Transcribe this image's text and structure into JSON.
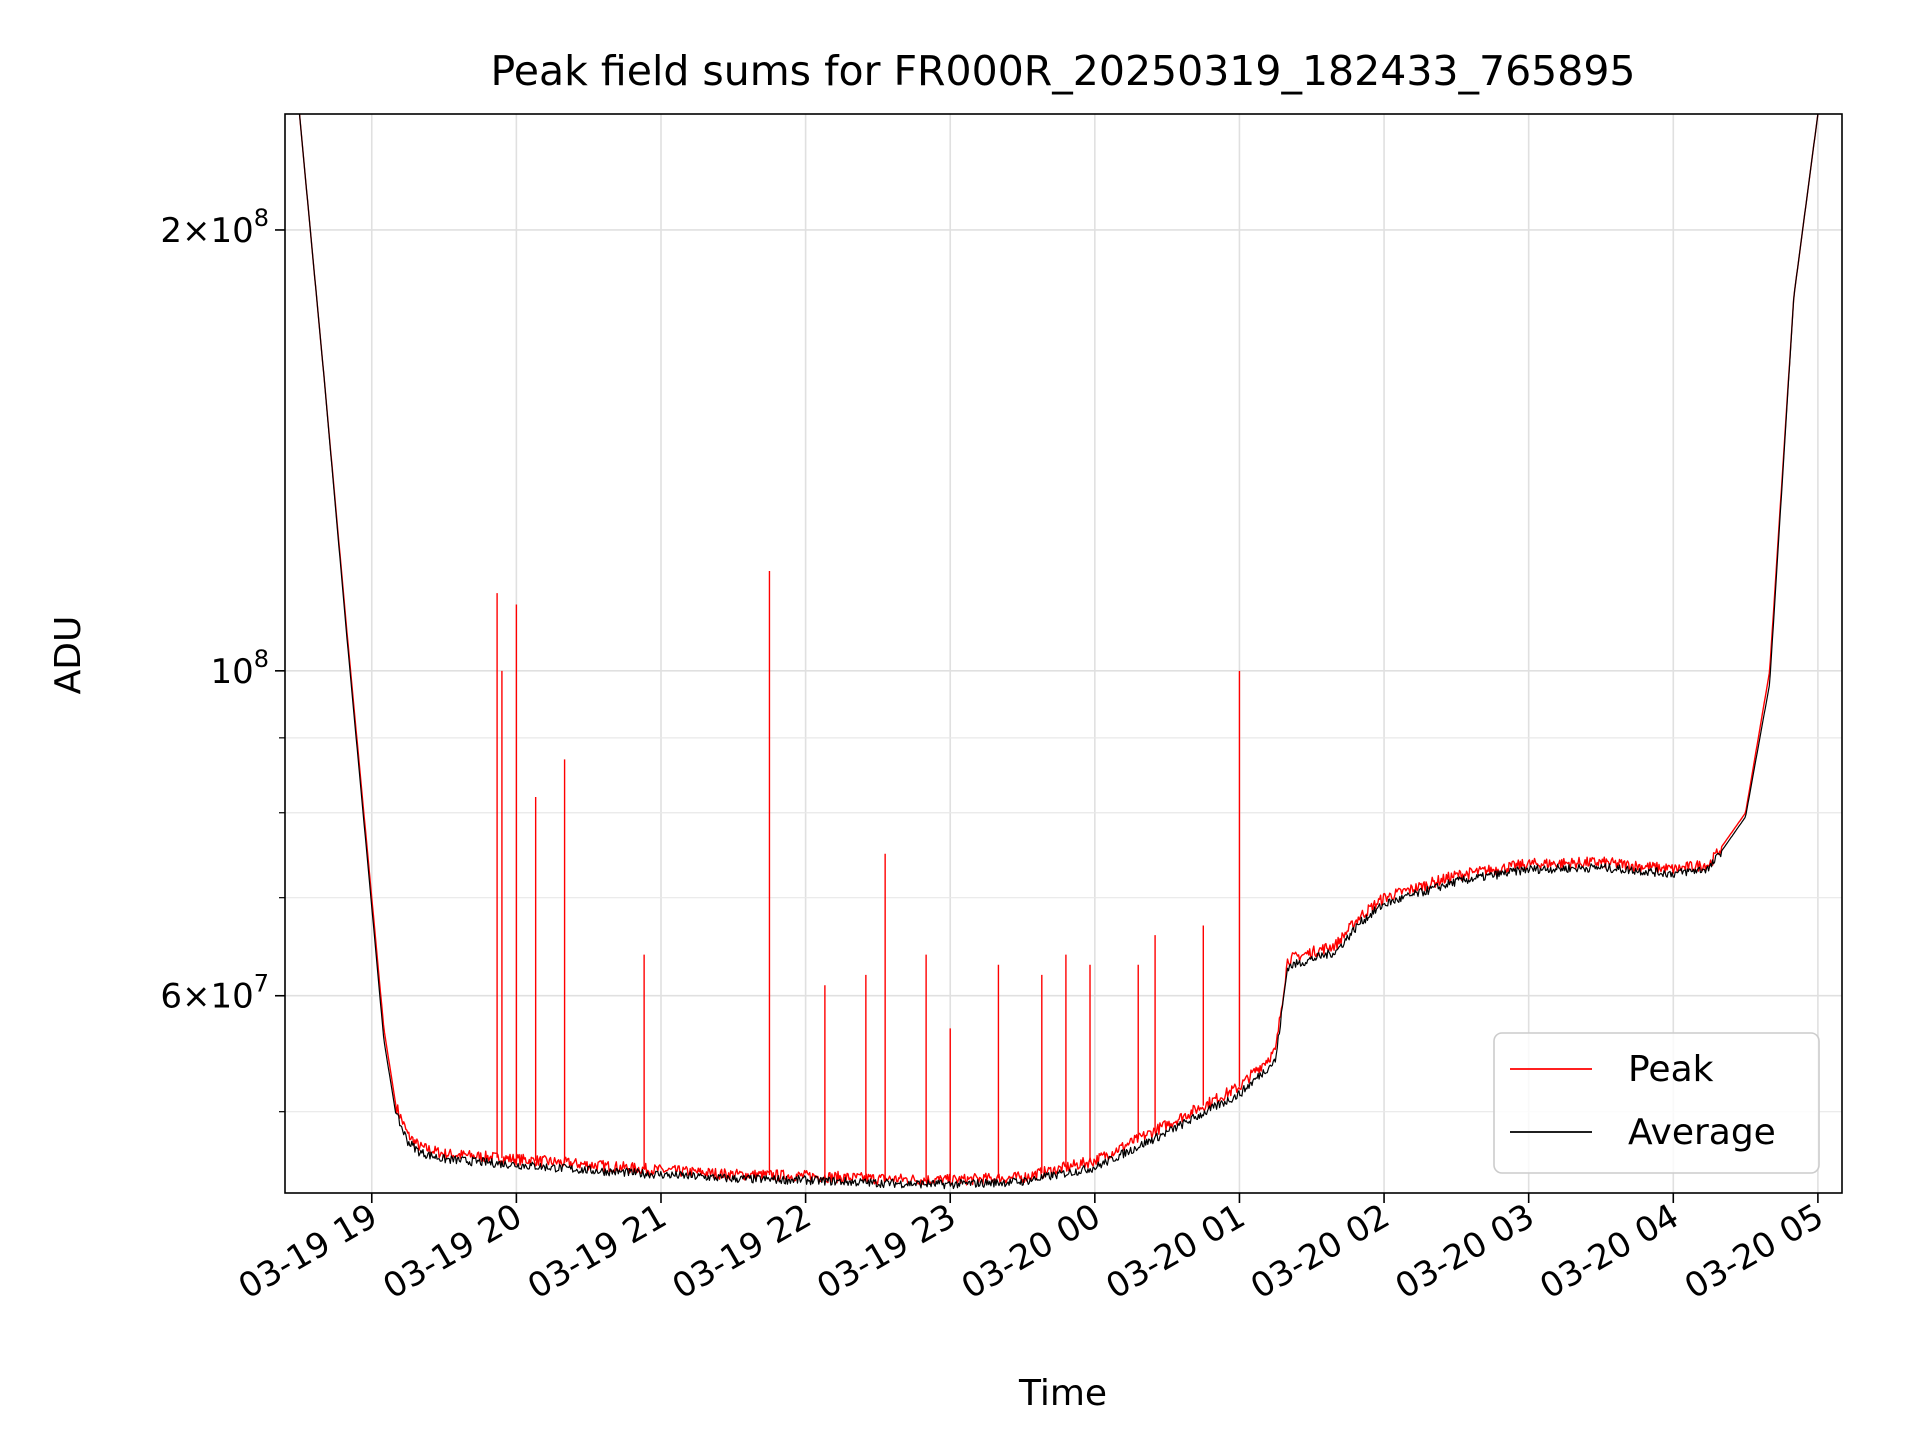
{
  "chart_data": {
    "type": "line",
    "title": "Peak field sums for FR000R_20250319_182433_765895",
    "xlabel": "Time",
    "ylabel": "ADU",
    "yscale": "log",
    "xlim": [
      "2025-03-19 18:24",
      "2025-03-20 05:10"
    ],
    "ylim": [
      44000000,
      240000000
    ],
    "x_ticks": [
      "03-19 19",
      "03-19 20",
      "03-19 21",
      "03-19 22",
      "03-19 23",
      "03-20 00",
      "03-20 01",
      "03-20 02",
      "03-20 03",
      "03-20 04",
      "03-20 05"
    ],
    "y_ticks": [
      {
        "value": 60000000,
        "base": "6",
        "exp": "7"
      },
      {
        "value": 100000000,
        "base": "",
        "exp": "8"
      },
      {
        "value": 200000000,
        "base": "2",
        "exp": "8"
      }
    ],
    "y_minor_ticks": [
      50000000,
      70000000,
      80000000,
      90000000
    ],
    "grid": true,
    "legend_position": "lower-right",
    "colors": {
      "peak": "#ff0000",
      "average": "#000000"
    },
    "series": [
      {
        "name": "Peak",
        "color": "#ff0000",
        "x": [
          "2025-03-19 18:30",
          "2025-03-19 18:40",
          "2025-03-19 18:50",
          "2025-03-19 19:00",
          "2025-03-19 19:05",
          "2025-03-19 19:10",
          "2025-03-19 19:15",
          "2025-03-19 19:20",
          "2025-03-19 19:30",
          "2025-03-19 19:45",
          "2025-03-19 20:00",
          "2025-03-19 20:30",
          "2025-03-19 21:00",
          "2025-03-19 21:30",
          "2025-03-19 22:00",
          "2025-03-19 22:30",
          "2025-03-19 23:00",
          "2025-03-19 23:30",
          "2025-03-20 00:00",
          "2025-03-20 00:30",
          "2025-03-20 01:00",
          "2025-03-20 01:15",
          "2025-03-20 01:20",
          "2025-03-20 01:40",
          "2025-03-20 01:50",
          "2025-03-20 02:00",
          "2025-03-20 02:30",
          "2025-03-20 03:00",
          "2025-03-20 03:30",
          "2025-03-20 04:00",
          "2025-03-20 04:15",
          "2025-03-20 04:30",
          "2025-03-20 04:40",
          "2025-03-20 04:50",
          "2025-03-20 05:00"
        ],
        "values": [
          240000000,
          160000000,
          105000000,
          70000000,
          57000000,
          50500000,
          48200000,
          47300000,
          46800000,
          46600000,
          46400000,
          46000000,
          45600000,
          45300000,
          45200000,
          45000000,
          44900000,
          45100000,
          46300000,
          49000000,
          52000000,
          55000000,
          63500000,
          65000000,
          68000000,
          70000000,
          72500000,
          73800000,
          74000000,
          73200000,
          73800000,
          80000000,
          100000000,
          180000000,
          240000000
        ]
      },
      {
        "name": "Average",
        "color": "#000000",
        "x": [
          "2025-03-19 18:30",
          "2025-03-19 18:40",
          "2025-03-19 18:50",
          "2025-03-19 19:00",
          "2025-03-19 19:05",
          "2025-03-19 19:10",
          "2025-03-19 19:15",
          "2025-03-19 19:20",
          "2025-03-19 19:30",
          "2025-03-19 19:45",
          "2025-03-19 20:00",
          "2025-03-19 20:30",
          "2025-03-19 21:00",
          "2025-03-19 21:30",
          "2025-03-19 22:00",
          "2025-03-19 22:30",
          "2025-03-19 23:00",
          "2025-03-19 23:30",
          "2025-03-20 00:00",
          "2025-03-20 00:30",
          "2025-03-20 01:00",
          "2025-03-20 01:15",
          "2025-03-20 01:20",
          "2025-03-20 01:40",
          "2025-03-20 01:50",
          "2025-03-20 02:00",
          "2025-03-20 02:30",
          "2025-03-20 03:00",
          "2025-03-20 03:30",
          "2025-03-20 04:00",
          "2025-03-20 04:15",
          "2025-03-20 04:30",
          "2025-03-20 04:40",
          "2025-03-20 04:50",
          "2025-03-20 05:00"
        ],
        "values": [
          240000000,
          160000000,
          104000000,
          69000000,
          56000000,
          49800000,
          47700000,
          46900000,
          46400000,
          46200000,
          46000000,
          45600000,
          45300000,
          45000000,
          44900000,
          44700000,
          44600000,
          44800000,
          45800000,
          48400000,
          51400000,
          54200000,
          62800000,
          64300000,
          67300000,
          69300000,
          71800000,
          73200000,
          73400000,
          72700000,
          73300000,
          79500000,
          98000000,
          180000000,
          240000000
        ]
      }
    ],
    "spikes": {
      "x": [
        "2025-03-19 19:52",
        "2025-03-19 19:54",
        "2025-03-19 20:00",
        "2025-03-19 20:08",
        "2025-03-19 20:20",
        "2025-03-19 20:53",
        "2025-03-19 21:45",
        "2025-03-19 22:08",
        "2025-03-19 22:25",
        "2025-03-19 22:33",
        "2025-03-19 22:50",
        "2025-03-19 23:00",
        "2025-03-19 23:20",
        "2025-03-19 23:38",
        "2025-03-19 23:48",
        "2025-03-19 23:58",
        "2025-03-20 00:18",
        "2025-03-20 00:25",
        "2025-03-20 00:45",
        "2025-03-20 01:00"
      ],
      "values": [
        113000000,
        100000000,
        111000000,
        82000000,
        87000000,
        64000000,
        117000000,
        61000000,
        62000000,
        75000000,
        64000000,
        57000000,
        63000000,
        62000000,
        64000000,
        63000000,
        63000000,
        66000000,
        67000000,
        100000000
      ]
    },
    "legend": [
      {
        "label": "Peak",
        "color": "#ff0000"
      },
      {
        "label": "Average",
        "color": "#000000"
      }
    ]
  }
}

****************

(Exercise prompt) None of the pictures should appear; repeat the records exactly otherwise.

(Task response)
Transcribe this image's text and structure into JSON.
{
  "chart_data": {
    "type": "line",
    "title": "Peak field sums for FR000R_20250319_182433_765895",
    "xlabel": "Time",
    "ylabel": "ADU",
    "yscale": "log",
    "xlim": [
      "2025-03-19 18:24",
      "2025-03-20 05:10"
    ],
    "ylim": [
      44000000,
      240000000
    ],
    "x_ticks": [
      "03-19 19",
      "03-19 20",
      "03-19 21",
      "03-19 22",
      "03-19 23",
      "03-20 00",
      "03-20 01",
      "03-20 02",
      "03-20 03",
      "03-20 04",
      "03-20 05"
    ],
    "y_ticks": [
      {
        "value": 60000000,
        "base": "6",
        "exp": "7"
      },
      {
        "value": 100000000,
        "base": "",
        "exp": "8"
      },
      {
        "value": 200000000,
        "base": "2",
        "exp": "8"
      }
    ],
    "y_minor_ticks": [
      50000000,
      70000000,
      80000000,
      90000000
    ],
    "grid": true,
    "legend_position": "lower-right",
    "colors": {
      "peak": "#ff0000",
      "average": "#000000"
    },
    "series": [
      {
        "name": "Peak",
        "color": "#ff0000",
        "x": [
          "2025-03-19 18:30",
          "2025-03-19 18:40",
          "2025-03-19 18:50",
          "2025-03-19 19:00",
          "2025-03-19 19:05",
          "2025-03-19 19:10",
          "2025-03-19 19:15",
          "2025-03-19 19:20",
          "2025-03-19 19:30",
          "2025-03-19 19:45",
          "2025-03-19 20:00",
          "2025-03-19 20:30",
          "2025-03-19 21:00",
          "2025-03-19 21:30",
          "2025-03-19 22:00",
          "2025-03-19 22:30",
          "2025-03-19 23:00",
          "2025-03-19 23:30",
          "2025-03-20 00:00",
          "2025-03-20 00:30",
          "2025-03-20 01:00",
          "2025-03-20 01:15",
          "2025-03-20 01:20",
          "2025-03-20 01:40",
          "2025-03-20 01:50",
          "2025-03-20 02:00",
          "2025-03-20 02:30",
          "2025-03-20 03:00",
          "2025-03-20 03:30",
          "2025-03-20 04:00",
          "2025-03-20 04:15",
          "2025-03-20 04:30",
          "2025-03-20 04:40",
          "2025-03-20 04:50",
          "2025-03-20 05:00"
        ],
        "values": [
          240000000,
          160000000,
          105000000,
          70000000,
          57000000,
          50500000,
          48200000,
          47300000,
          46800000,
          46600000,
          46400000,
          46000000,
          45600000,
          45300000,
          45200000,
          45000000,
          44900000,
          45100000,
          46300000,
          49000000,
          52000000,
          55000000,
          63500000,
          65000000,
          68000000,
          70000000,
          72500000,
          73800000,
          74000000,
          73200000,
          73800000,
          80000000,
          100000000,
          180000000,
          240000000
        ]
      },
      {
        "name": "Average",
        "color": "#000000",
        "x": [
          "2025-03-19 18:30",
          "2025-03-19 18:40",
          "2025-03-19 18:50",
          "2025-03-19 19:00",
          "2025-03-19 19:05",
          "2025-03-19 19:10",
          "2025-03-19 19:15",
          "2025-03-19 19:20",
          "2025-03-19 19:30",
          "2025-03-19 19:45",
          "2025-03-19 20:00",
          "2025-03-19 20:30",
          "2025-03-19 21:00",
          "2025-03-19 21:30",
          "2025-03-19 22:00",
          "2025-03-19 22:30",
          "2025-03-19 23:00",
          "2025-03-19 23:30",
          "2025-03-20 00:00",
          "2025-03-20 00:30",
          "2025-03-20 01:00",
          "2025-03-20 01:15",
          "2025-03-20 01:20",
          "2025-03-20 01:40",
          "2025-03-20 01:50",
          "2025-03-20 02:00",
          "2025-03-20 02:30",
          "2025-03-20 03:00",
          "2025-03-20 03:30",
          "2025-03-20 04:00",
          "2025-03-20 04:15",
          "2025-03-20 04:30",
          "2025-03-20 04:40",
          "2025-03-20 04:50",
          "2025-03-20 05:00"
        ],
        "values": [
          240000000,
          160000000,
          104000000,
          69000000,
          56000000,
          49800000,
          47700000,
          46900000,
          46400000,
          46200000,
          46000000,
          45600000,
          45300000,
          45000000,
          44900000,
          44700000,
          44600000,
          44800000,
          45800000,
          48400000,
          51400000,
          54200000,
          62800000,
          64300000,
          67300000,
          69300000,
          71800000,
          73200000,
          73400000,
          72700000,
          73300000,
          79500000,
          98000000,
          180000000,
          240000000
        ]
      }
    ],
    "spikes": {
      "x": [
        "2025-03-19 19:52",
        "2025-03-19 19:54",
        "2025-03-19 20:00",
        "2025-03-19 20:08",
        "2025-03-19 20:20",
        "2025-03-19 20:53",
        "2025-03-19 21:45",
        "2025-03-19 22:08",
        "2025-03-19 22:25",
        "2025-03-19 22:33",
        "2025-03-19 22:50",
        "2025-03-19 23:00",
        "2025-03-19 23:20",
        "2025-03-19 23:38",
        "2025-03-19 23:48",
        "2025-03-19 23:58",
        "2025-03-20 00:18",
        "2025-03-20 00:25",
        "2025-03-20 00:45",
        "2025-03-20 01:00"
      ],
      "values": [
        113000000,
        100000000,
        111000000,
        82000000,
        87000000,
        64000000,
        117000000,
        61000000,
        62000000,
        75000000,
        64000000,
        57000000,
        63000000,
        62000000,
        64000000,
        63000000,
        63000000,
        66000000,
        67000000,
        100000000
      ]
    },
    "legend": [
      {
        "label": "Peak",
        "color": "#ff0000"
      },
      {
        "label": "Average",
        "color": "#000000"
      }
    ]
  }
}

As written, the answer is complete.